> Extract to read
+++

# Pressure cooker receipes? Tips/tricks?



## TennesseeMatt (Jul 21, 2005)

*Yum*

Pork shoulder with freshly roasted green chilis and diced onions.


----------



## Schutzie (Feb 5, 2013)

The main thing is, controlling your fire is key; and you will require a pot watcher. The two times we tried we found keeping the temp steady was just a pain in the ass. Of course, we were cooking with a wood fire, cause you know, only sissies used propane when this old fart was running.
Now a Dutch Oven? 
Anything you can do in the Kitchen I can do with a camp fire and a Dutch Oven ..........


----------



## sleighr (Nov 14, 2011)

I have no doubt that's true Schutzie. .... I do a good bit of canning. Which involves big pressure pots. I agree you gotta have a pot watcher... I've thought about using PC,S on the river..seems like it would be good.....

+++

> Stated task 1
Please duplicate a passage of the pressure cooker thread: begin at the words "The main thing" and stop after "Dutch Oven ..........".
> Stated task 2
In the pressure cooker thread, what dish does TennesseeMatt suggest?
> Stated task 3
Resume the pressure cooker thread from its final post onward.
The lines that come next have no connection to the pressure cooker thread.

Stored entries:
+++

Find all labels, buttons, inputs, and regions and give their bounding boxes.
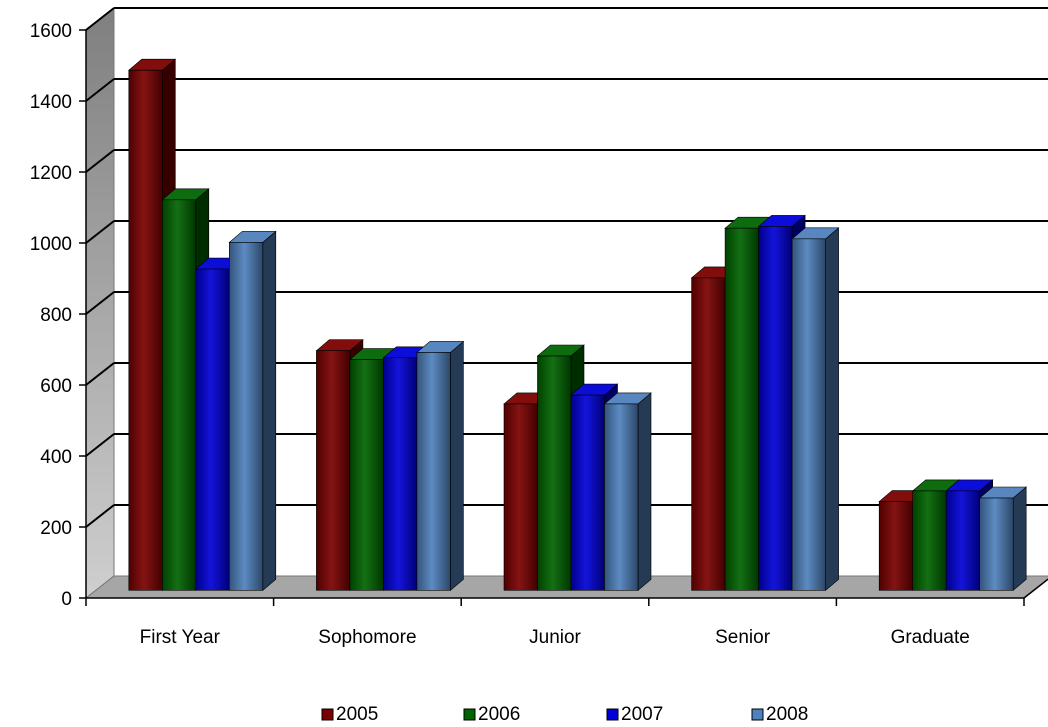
bar-front: [128, 69, 163, 591]
y-tick-label: 1600: [30, 21, 72, 42]
gridline-side: [85, 433, 115, 457]
legend-label-2008: 2008: [766, 704, 808, 725]
bar-front: [570, 394, 605, 591]
gridline-side: [85, 504, 115, 528]
x-category-label: Sophomore: [318, 627, 416, 648]
bar-front: [349, 359, 384, 591]
legend-swatch-2005: [321, 708, 334, 721]
legend-swatch-2008: [751, 708, 764, 721]
bar-front: [195, 268, 230, 591]
bar-front: [316, 350, 351, 591]
bar-front: [229, 242, 264, 591]
gridline-side: [85, 291, 115, 315]
bar-front: [383, 357, 418, 591]
bar-front: [537, 355, 572, 591]
gridline-side: [85, 149, 115, 173]
x-category-label: Graduate: [891, 627, 970, 648]
bar-front: [979, 497, 1014, 591]
gridline-side: [85, 7, 115, 31]
y-tick-label: 600: [40, 376, 72, 397]
x-category-label: Junior: [529, 627, 581, 648]
x-category-label: Senior: [715, 627, 771, 648]
bar-side: [262, 230, 277, 591]
bar-front: [878, 501, 914, 591]
y-tick-label: 800: [40, 305, 72, 326]
gridline-side: [85, 220, 115, 244]
bar-front: [758, 226, 793, 591]
bar-2008-first-year: [228, 230, 277, 591]
bar-front: [691, 277, 726, 591]
legend-label-2007: 2007: [621, 704, 663, 725]
y-tick-label: 400: [40, 447, 72, 468]
y-tick-label: 1200: [30, 163, 72, 184]
bar-front: [945, 490, 981, 591]
gridline-side: [85, 78, 115, 102]
bar-side: [1012, 486, 1027, 591]
bar-front: [604, 403, 639, 591]
bar-2008-sophomore: [416, 340, 465, 591]
bar-2008-senior: [791, 227, 840, 591]
legend-label-2006: 2006: [478, 704, 520, 725]
bar-side: [825, 227, 839, 591]
bar-front: [162, 199, 197, 591]
legend-swatch-2007: [606, 708, 619, 721]
y-tick-label: 200: [40, 518, 72, 539]
bar-front: [724, 227, 759, 591]
bar-side: [450, 340, 464, 591]
legend-label-2005: 2005: [336, 704, 378, 725]
x-axis-depth: [1023, 578, 1048, 599]
bar-front: [416, 352, 451, 591]
y-tick-label: 1400: [30, 92, 72, 113]
bar-front: [912, 490, 947, 591]
bar-2008-junior: [603, 392, 652, 591]
bar-front: [791, 238, 826, 591]
gridline-side: [85, 362, 115, 386]
y-tick-label: 1000: [30, 234, 72, 255]
y-tick-label: 0: [61, 589, 72, 610]
bar-side: [637, 392, 652, 591]
bar-2008-graduate: [978, 486, 1028, 591]
bar-front: [503, 403, 538, 591]
legend-swatch-2006: [463, 708, 476, 721]
x-category-label: First Year: [140, 627, 221, 648]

+++

> Task answer 1
The main thing is, controlling your fire is key; and you will require a pot watcher. The two times we tried we found keeping the temp steady was just a pain in the ass. Of course, we were cooking with a wood fire, cause you know, only sissies used propane when this old fart was running.
Now a Dutch Oven? 
Anything you can do in the Kitchen I can do with a camp fire and a Dutch Oven ..........

> Task answer 2
Pork shoulder with freshly roasted green chilis and diced onions.

> Task answer 3
----------



## Paul7 (Aug 14, 2012)

Well I'm adventurous but I'm not planning on using the pressure cooker on the campfire. That would be a big chore. 

Sent from my SM-G900V using Mountain Buzz mobile app


----------



## catwoman (Jun 22, 2009)

We use a full size pressure cooker at home to make stewed meat dishes for the river, which we freeze and take. Then on the river we make quinoa, rice, couscous, lentils, black beans, pintos, etc. to accompany the meal. Our GSI is to small to do whole meals in the pressure cooker for more than a couple folks. I like the pressure cooker a lot. I particularly like the fast cooking and no cans parts.


Sent from my iPhone using Mountain Buzz


----------



## Sembob (Feb 27, 2014)

I have used a pressure cooker camping. Cooking on a stove on camp is no different than cooking on a stove at home. Don't try it on wood heat. Use a timer and they are pretty fool proof. I always practice at home. Pressure cookers allow you to cook real food. No need for instant. Plus you save some fuel.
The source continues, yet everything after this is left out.